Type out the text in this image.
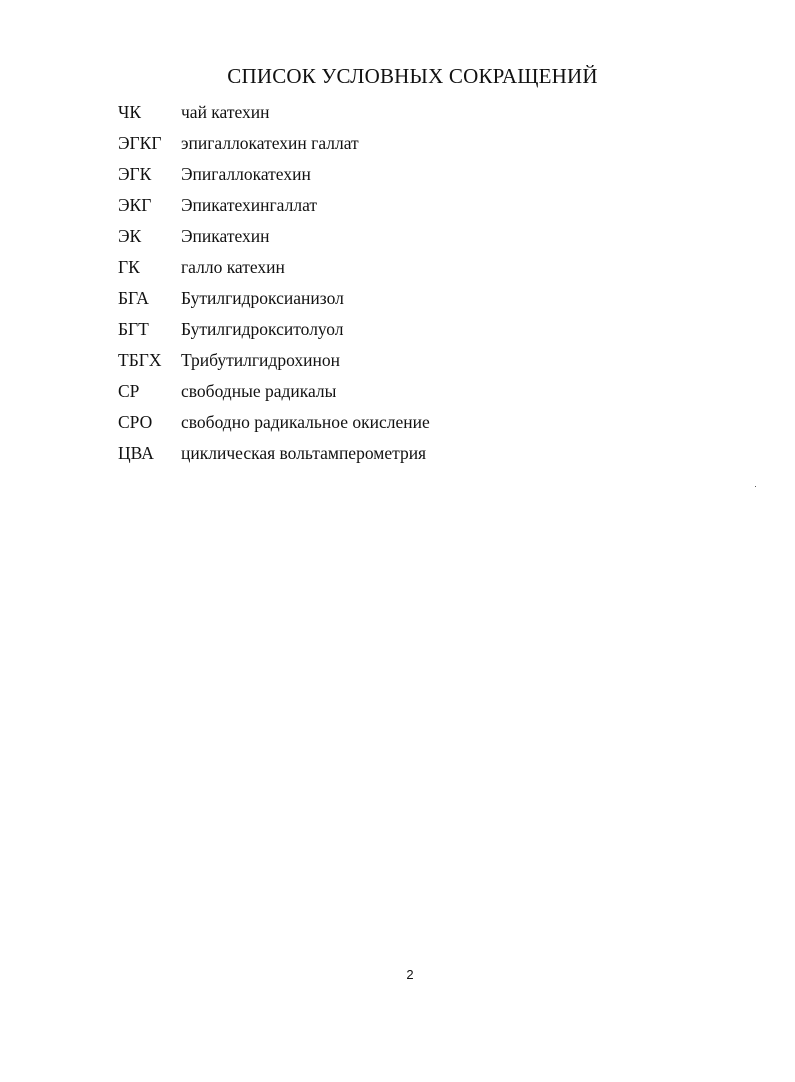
СПИСОК УСЛОВНЫХ СОКРАЩЕНИЙ
ЧК	чай катехин
ЭГКГ	эпигаллокатехин галлат
ЭГК	Эпигаллокатехин
ЭКГ	Эпикатехингаллат
ЭК	Эпикатехин
ГК	галло катехин
БГА	Бутилгидроксианизол
БГТ	Бутилгидрокситолуол
ТБГХ	Трибутилгидрохинон
СР	свободные радикалы
СРО	свободно радикальное окисление
ЦВА	циклическая вольтамперометрия
2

> _To be done_: Repeat every record above exactly, but leave out any pictures.

> _Task result_:
Type out the text in this image.
СПИСОК УСЛОВНЫХ СОКРАЩЕНИЙ
ЧК	чай катехин
ЭГКГ	эпигаллокатехин галлат
ЭГК	Эпигаллокатехин
ЭКГ	Эпикатехингаллат
ЭК	Эпикатехин
ГК	галло катехин
БГА	Бутилгидроксианизол
БГТ	Бутилгидрокситолуол
ТБГХ	Трибутилгидрохинон
СР	свободные радикалы
СРО	свободно радикальное окисление
ЦВА	циклическая вольтамперометрия
2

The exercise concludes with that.